Dataset entries:
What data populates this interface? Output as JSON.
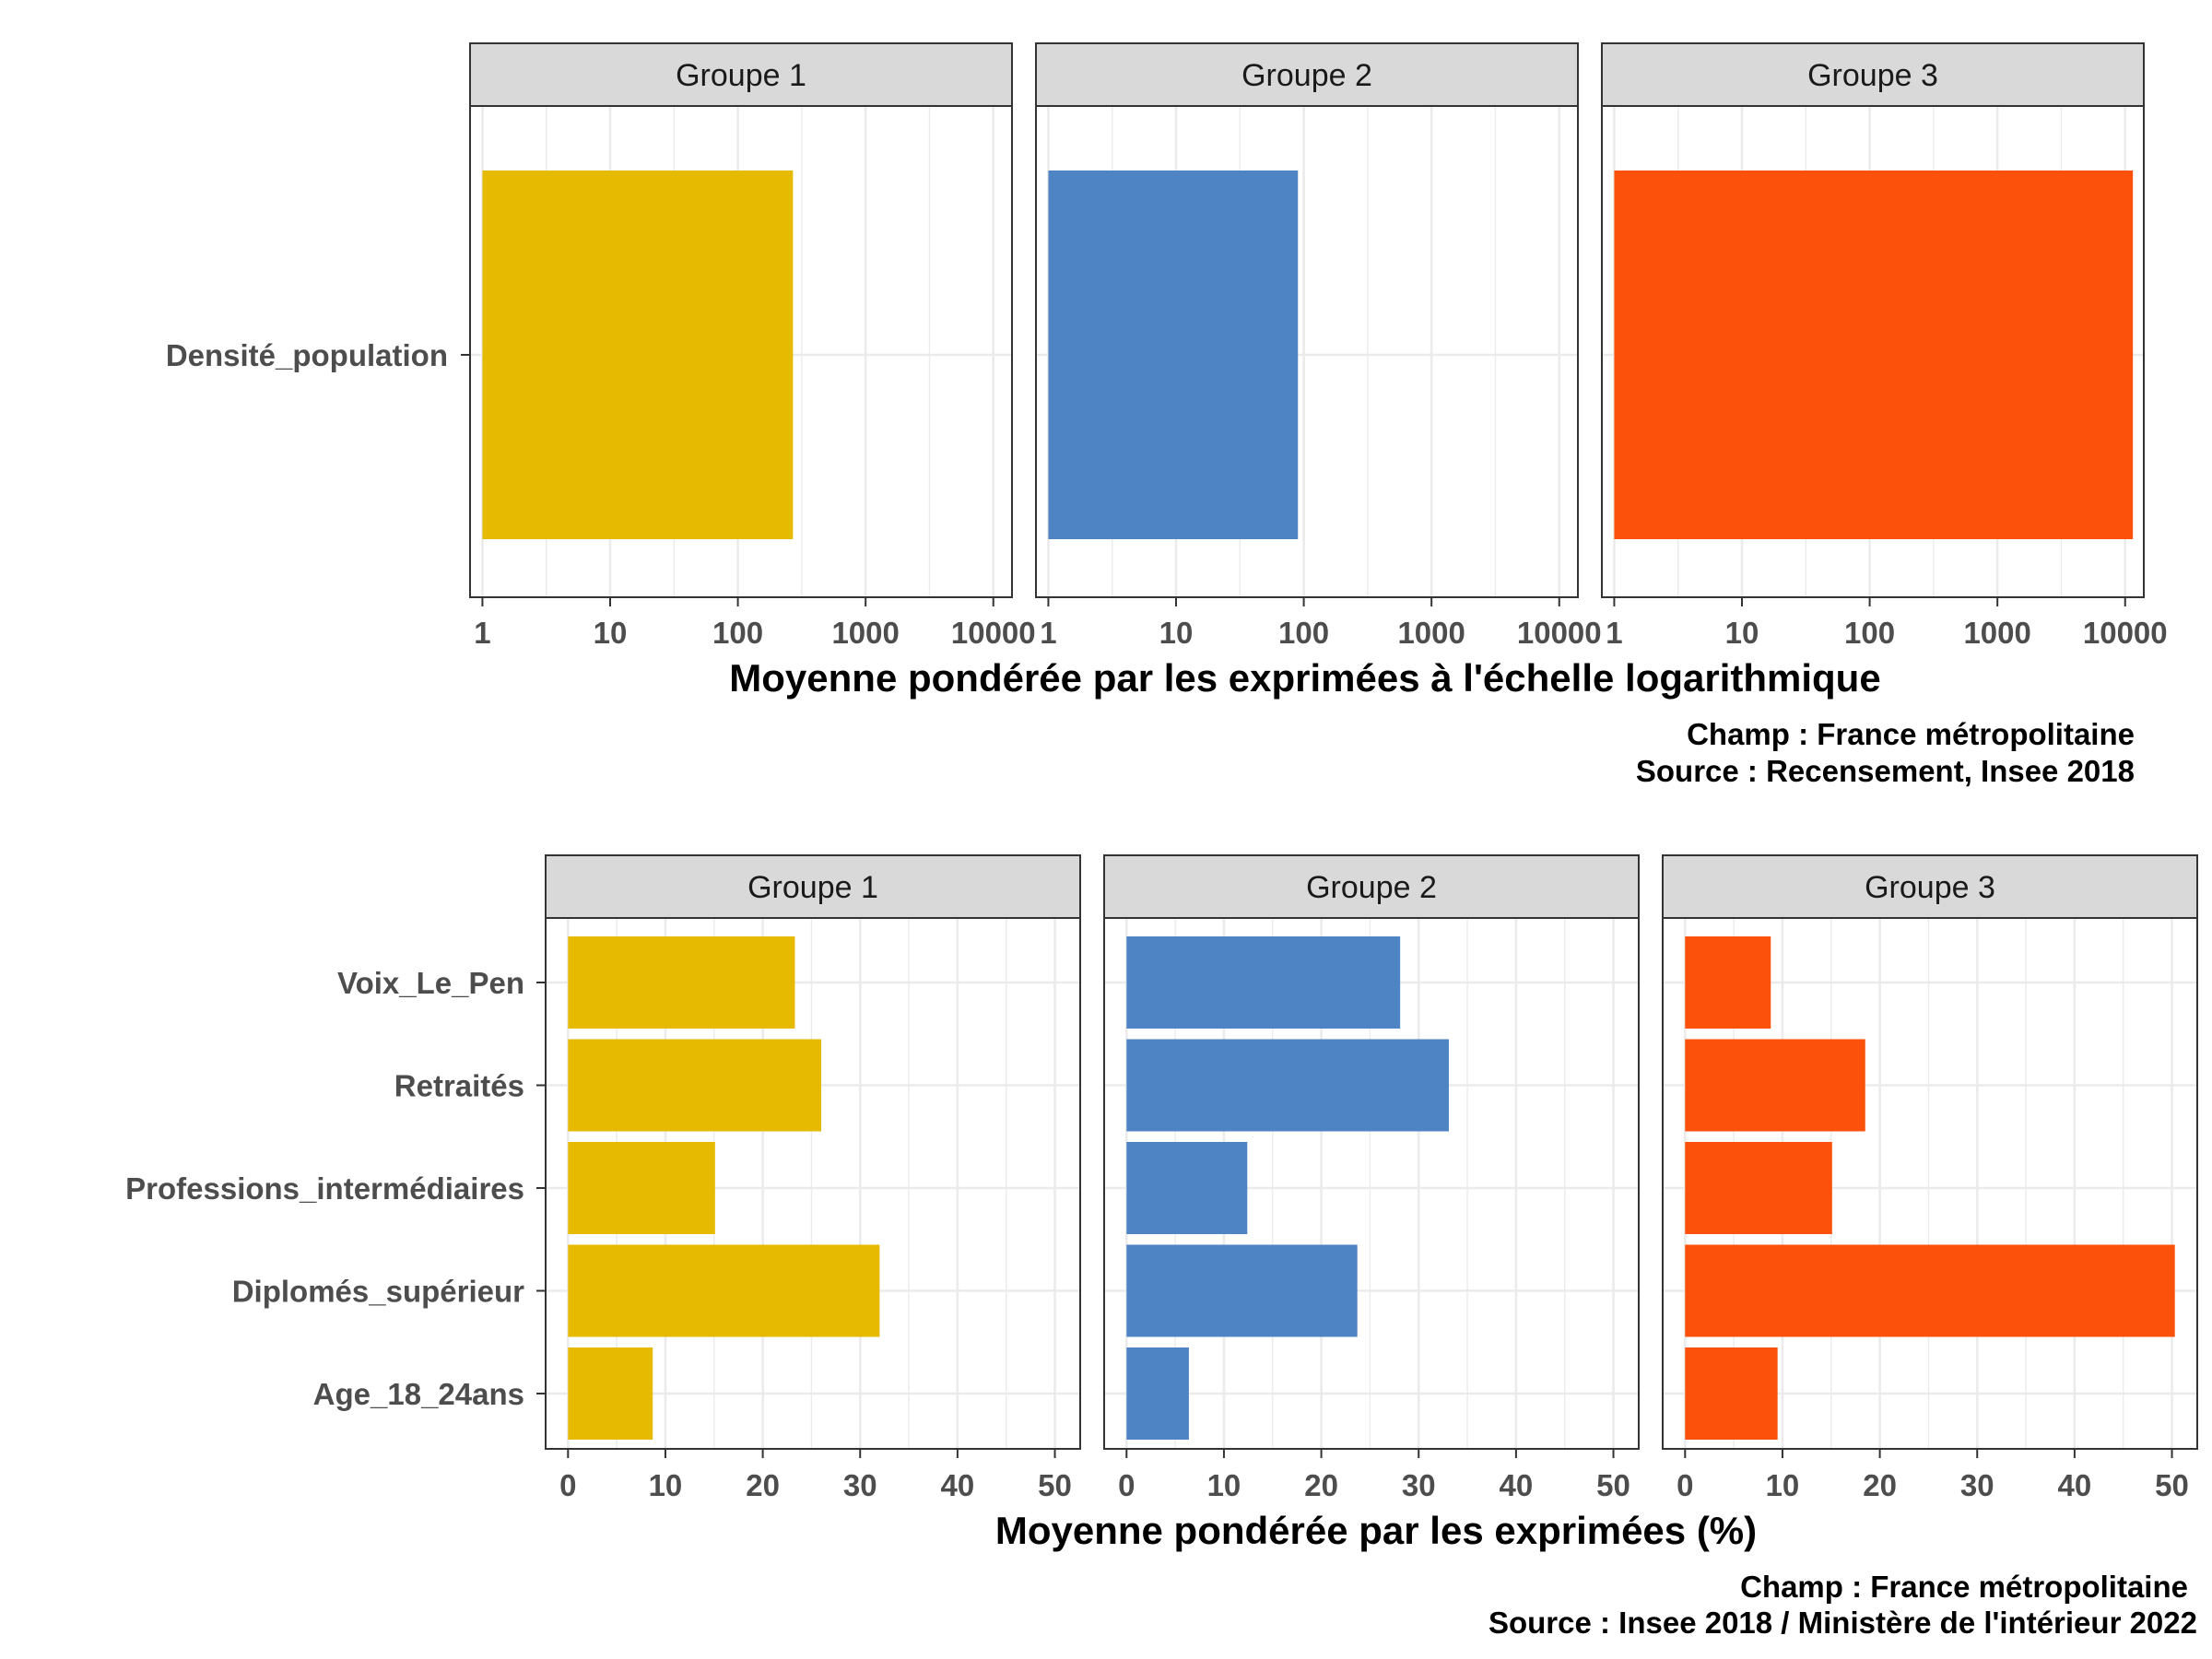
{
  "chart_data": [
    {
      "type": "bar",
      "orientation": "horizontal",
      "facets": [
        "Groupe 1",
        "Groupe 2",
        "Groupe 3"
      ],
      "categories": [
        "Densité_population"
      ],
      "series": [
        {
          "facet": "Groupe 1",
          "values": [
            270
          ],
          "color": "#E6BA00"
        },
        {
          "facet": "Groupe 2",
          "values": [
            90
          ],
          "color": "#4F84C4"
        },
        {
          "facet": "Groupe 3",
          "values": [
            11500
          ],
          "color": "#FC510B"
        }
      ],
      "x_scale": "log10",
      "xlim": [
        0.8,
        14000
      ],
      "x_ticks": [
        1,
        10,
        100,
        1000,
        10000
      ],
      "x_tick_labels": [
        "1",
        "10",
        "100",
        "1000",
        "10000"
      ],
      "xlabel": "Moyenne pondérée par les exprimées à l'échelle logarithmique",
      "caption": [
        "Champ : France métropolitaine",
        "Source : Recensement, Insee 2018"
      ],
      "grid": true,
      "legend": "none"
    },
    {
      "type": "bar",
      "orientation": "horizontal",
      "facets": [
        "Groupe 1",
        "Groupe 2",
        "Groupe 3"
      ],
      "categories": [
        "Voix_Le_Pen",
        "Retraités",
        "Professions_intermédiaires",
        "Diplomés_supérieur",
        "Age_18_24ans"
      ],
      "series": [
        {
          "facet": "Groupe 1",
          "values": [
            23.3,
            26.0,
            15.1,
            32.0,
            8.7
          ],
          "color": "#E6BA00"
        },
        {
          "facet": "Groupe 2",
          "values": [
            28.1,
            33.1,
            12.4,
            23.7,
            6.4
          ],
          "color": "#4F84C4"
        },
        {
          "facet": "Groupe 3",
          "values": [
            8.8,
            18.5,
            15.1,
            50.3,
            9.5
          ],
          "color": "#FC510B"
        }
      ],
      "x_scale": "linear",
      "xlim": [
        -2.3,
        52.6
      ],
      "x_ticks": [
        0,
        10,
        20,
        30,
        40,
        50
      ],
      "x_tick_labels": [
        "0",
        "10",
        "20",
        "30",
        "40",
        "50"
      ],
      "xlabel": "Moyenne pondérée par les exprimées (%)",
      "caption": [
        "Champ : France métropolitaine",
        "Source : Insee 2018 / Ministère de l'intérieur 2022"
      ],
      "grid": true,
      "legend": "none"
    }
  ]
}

Task prompt: Give an exact reproduction of every line, leaving out any picture.

Complete output:
What data populates this interface? Output as JSON.
{
  "chart_data": [
    {
      "type": "bar",
      "orientation": "horizontal",
      "facets": [
        "Groupe 1",
        "Groupe 2",
        "Groupe 3"
      ],
      "categories": [
        "Densité_population"
      ],
      "series": [
        {
          "facet": "Groupe 1",
          "values": [
            270
          ],
          "color": "#E6BA00"
        },
        {
          "facet": "Groupe 2",
          "values": [
            90
          ],
          "color": "#4F84C4"
        },
        {
          "facet": "Groupe 3",
          "values": [
            11500
          ],
          "color": "#FC510B"
        }
      ],
      "x_scale": "log10",
      "xlim": [
        0.8,
        14000
      ],
      "x_ticks": [
        1,
        10,
        100,
        1000,
        10000
      ],
      "x_tick_labels": [
        "1",
        "10",
        "100",
        "1000",
        "10000"
      ],
      "xlabel": "Moyenne pondérée par les exprimées à l'échelle logarithmique",
      "caption": [
        "Champ : France métropolitaine",
        "Source : Recensement, Insee 2018"
      ],
      "grid": true,
      "legend": "none"
    },
    {
      "type": "bar",
      "orientation": "horizontal",
      "facets": [
        "Groupe 1",
        "Groupe 2",
        "Groupe 3"
      ],
      "categories": [
        "Voix_Le_Pen",
        "Retraités",
        "Professions_intermédiaires",
        "Diplomés_supérieur",
        "Age_18_24ans"
      ],
      "series": [
        {
          "facet": "Groupe 1",
          "values": [
            23.3,
            26.0,
            15.1,
            32.0,
            8.7
          ],
          "color": "#E6BA00"
        },
        {
          "facet": "Groupe 2",
          "values": [
            28.1,
            33.1,
            12.4,
            23.7,
            6.4
          ],
          "color": "#4F84C4"
        },
        {
          "facet": "Groupe 3",
          "values": [
            8.8,
            18.5,
            15.1,
            50.3,
            9.5
          ],
          "color": "#FC510B"
        }
      ],
      "x_scale": "linear",
      "xlim": [
        -2.3,
        52.6
      ],
      "x_ticks": [
        0,
        10,
        20,
        30,
        40,
        50
      ],
      "x_tick_labels": [
        "0",
        "10",
        "20",
        "30",
        "40",
        "50"
      ],
      "xlabel": "Moyenne pondérée par les exprimées (%)",
      "caption": [
        "Champ : France métropolitaine",
        "Source : Insee 2018 / Ministère de l'intérieur 2022"
      ],
      "grid": true,
      "legend": "none"
    }
  ]
}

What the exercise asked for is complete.